┌──

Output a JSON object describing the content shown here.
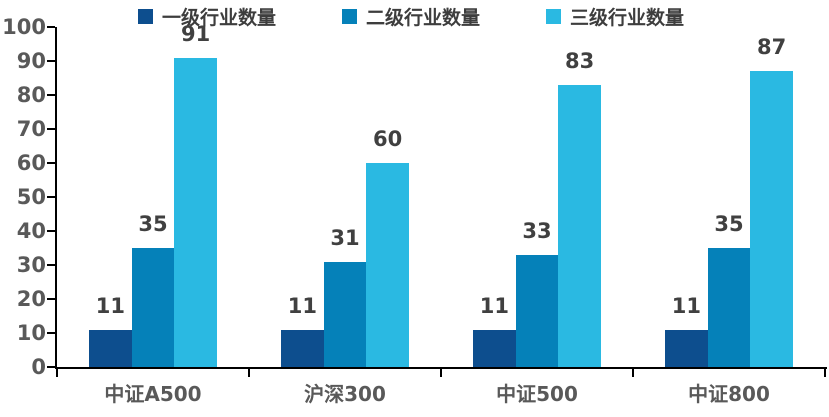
{
  "chart_data": {
    "type": "bar",
    "categories": [
      "中证A500",
      "沪深300",
      "中证500",
      "中证800"
    ],
    "series": [
      {
        "name": "一级行业数量",
        "color": "#0d4e8e",
        "values": [
          11,
          11,
          11,
          11
        ]
      },
      {
        "name": "二级行业数量",
        "color": "#0581b9",
        "values": [
          35,
          31,
          33,
          35
        ]
      },
      {
        "name": "三级行业数量",
        "color": "#2ab9e2",
        "values": [
          91,
          60,
          83,
          87
        ]
      }
    ],
    "title": "",
    "xlabel": "",
    "ylabel": "",
    "ylim": [
      0,
      100
    ],
    "ytick_step": 10,
    "yticks": [
      0,
      10,
      20,
      30,
      40,
      50,
      60,
      70,
      80,
      90,
      100
    ],
    "grid": false,
    "legend_position": "top",
    "data_labels": true
  },
  "colors": {
    "background": "#ffffff",
    "axis": "#000000",
    "axis_tick_label": "#595959",
    "value_label": "#404040",
    "legend_text": "#3d3d3d",
    "series_1": "#0d4e8e",
    "series_2": "#0581b9",
    "series_3": "#2ab9e2"
  }
}
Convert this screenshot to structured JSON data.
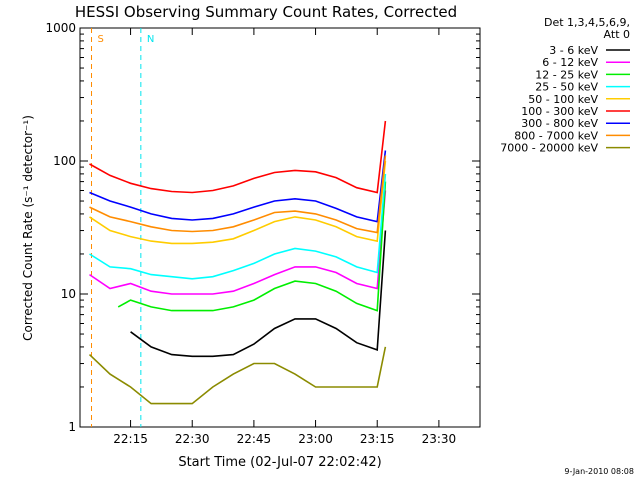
{
  "chart_data": {
    "type": "line",
    "title": "HESSI Observing Summary Count Rates, Corrected",
    "xlabel": "Start Time (02-Jul-07 22:02:42)",
    "ylabel": "Corrected Count Rate (s⁻¹ detector⁻¹)",
    "yscale": "log",
    "ylim": [
      1,
      1000
    ],
    "xlim": [
      "22:02:42",
      "23:40:00"
    ],
    "xticks": [
      "22:15",
      "22:30",
      "22:45",
      "23:00",
      "23:15",
      "23:30"
    ],
    "yticks": [
      "1",
      "10",
      "100",
      "1000"
    ],
    "grid": false,
    "legend_position": "right",
    "legend_header": [
      "Det 1,3,4,5,6,9,",
      "Att 0"
    ],
    "footer": "9-Jan-2010 08:08",
    "markers": [
      {
        "label": "S",
        "time": "22:05:30",
        "color": "#ff8c00"
      },
      {
        "label": "N",
        "time": "22:17:30",
        "color": "#00e5ee"
      }
    ],
    "series": [
      {
        "name": "3 - 6 keV",
        "color": "#000000",
        "x": [
          "22:15",
          "22:20",
          "22:25",
          "22:30",
          "22:35",
          "22:40",
          "22:45",
          "22:50",
          "22:55",
          "23:00",
          "23:05",
          "23:10",
          "23:15",
          "23:17"
        ],
        "y": [
          5.2,
          4.0,
          3.5,
          3.4,
          3.4,
          3.5,
          4.2,
          5.5,
          6.5,
          6.5,
          5.5,
          4.3,
          3.8,
          30
        ]
      },
      {
        "name": "6 - 12 keV",
        "color": "#ff00ff",
        "x": [
          "22:05",
          "22:10",
          "22:15",
          "22:20",
          "22:25",
          "22:30",
          "22:35",
          "22:40",
          "22:45",
          "22:50",
          "22:55",
          "23:00",
          "23:05",
          "23:10",
          "23:15",
          "23:17"
        ],
        "y": [
          14,
          11,
          12,
          10.5,
          10,
          10,
          10,
          10.5,
          12,
          14,
          16,
          16,
          14.5,
          12,
          11,
          60
        ]
      },
      {
        "name": "12 - 25 keV",
        "color": "#00ee00",
        "x": [
          "22:12",
          "22:15",
          "22:20",
          "22:25",
          "22:30",
          "22:35",
          "22:40",
          "22:45",
          "22:50",
          "22:55",
          "23:00",
          "23:05",
          "23:10",
          "23:15",
          "23:17"
        ],
        "y": [
          8,
          9,
          8,
          7.5,
          7.5,
          7.5,
          8,
          9,
          11,
          12.5,
          12,
          10.5,
          8.5,
          7.5,
          70
        ]
      },
      {
        "name": "25 - 50 keV",
        "color": "#00ffff",
        "x": [
          "22:05",
          "22:10",
          "22:15",
          "22:20",
          "22:25",
          "22:30",
          "22:35",
          "22:40",
          "22:45",
          "22:50",
          "22:55",
          "23:00",
          "23:05",
          "23:10",
          "23:15",
          "23:17"
        ],
        "y": [
          20,
          16,
          15.5,
          14,
          13.5,
          13,
          13.5,
          15,
          17,
          20,
          22,
          21,
          19,
          16,
          14.5,
          80
        ]
      },
      {
        "name": "50 - 100 keV",
        "color": "#ffcc00",
        "x": [
          "22:05",
          "22:10",
          "22:15",
          "22:20",
          "22:25",
          "22:30",
          "22:35",
          "22:40",
          "22:45",
          "22:50",
          "22:55",
          "23:00",
          "23:05",
          "23:10",
          "23:15",
          "23:17"
        ],
        "y": [
          38,
          30,
          27,
          25,
          24,
          24,
          24.5,
          26,
          30,
          35,
          38,
          36,
          32,
          27,
          25,
          100
        ]
      },
      {
        "name": "100 - 300 keV",
        "color": "#ff0000",
        "x": [
          "22:05",
          "22:10",
          "22:15",
          "22:20",
          "22:25",
          "22:30",
          "22:35",
          "22:40",
          "22:45",
          "22:50",
          "22:55",
          "23:00",
          "23:05",
          "23:10",
          "23:15",
          "23:17"
        ],
        "y": [
          95,
          78,
          68,
          62,
          59,
          58,
          60,
          65,
          74,
          82,
          85,
          83,
          75,
          63,
          58,
          200
        ]
      },
      {
        "name": "300 - 800 keV",
        "color": "#0000ff",
        "x": [
          "22:05",
          "22:10",
          "22:15",
          "22:20",
          "22:25",
          "22:30",
          "22:35",
          "22:40",
          "22:45",
          "22:50",
          "22:55",
          "23:00",
          "23:05",
          "23:10",
          "23:15",
          "23:17"
        ],
        "y": [
          58,
          50,
          45,
          40,
          37,
          36,
          37,
          40,
          45,
          50,
          52,
          50,
          44,
          38,
          35,
          120
        ]
      },
      {
        "name": "800 - 7000 keV",
        "color": "#ff8c00",
        "x": [
          "22:05",
          "22:10",
          "22:15",
          "22:20",
          "22:25",
          "22:30",
          "22:35",
          "22:40",
          "22:45",
          "22:50",
          "22:55",
          "23:00",
          "23:05",
          "23:10",
          "23:15",
          "23:17"
        ],
        "y": [
          45,
          38,
          35,
          32,
          30,
          29.5,
          30,
          32,
          36,
          41,
          42,
          40,
          36,
          31,
          29,
          110
        ]
      },
      {
        "name": "7000 - 20000 keV",
        "color": "#8b8b00",
        "x": [
          "22:05",
          "22:10",
          "22:15",
          "22:20",
          "22:25",
          "22:30",
          "22:35",
          "22:40",
          "22:45",
          "22:50",
          "22:55",
          "23:00",
          "23:05",
          "23:10",
          "23:15",
          "23:17"
        ],
        "y": [
          3.5,
          2.5,
          2.0,
          1.5,
          1.5,
          1.5,
          2.0,
          2.5,
          3.0,
          3.0,
          2.5,
          2.0,
          2.0,
          2.0,
          2.0,
          4.0
        ]
      }
    ]
  }
}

└──

Stated task - State the count of lines that contain the string "JSON". Nothing else is needed.

Solution for this problem - 2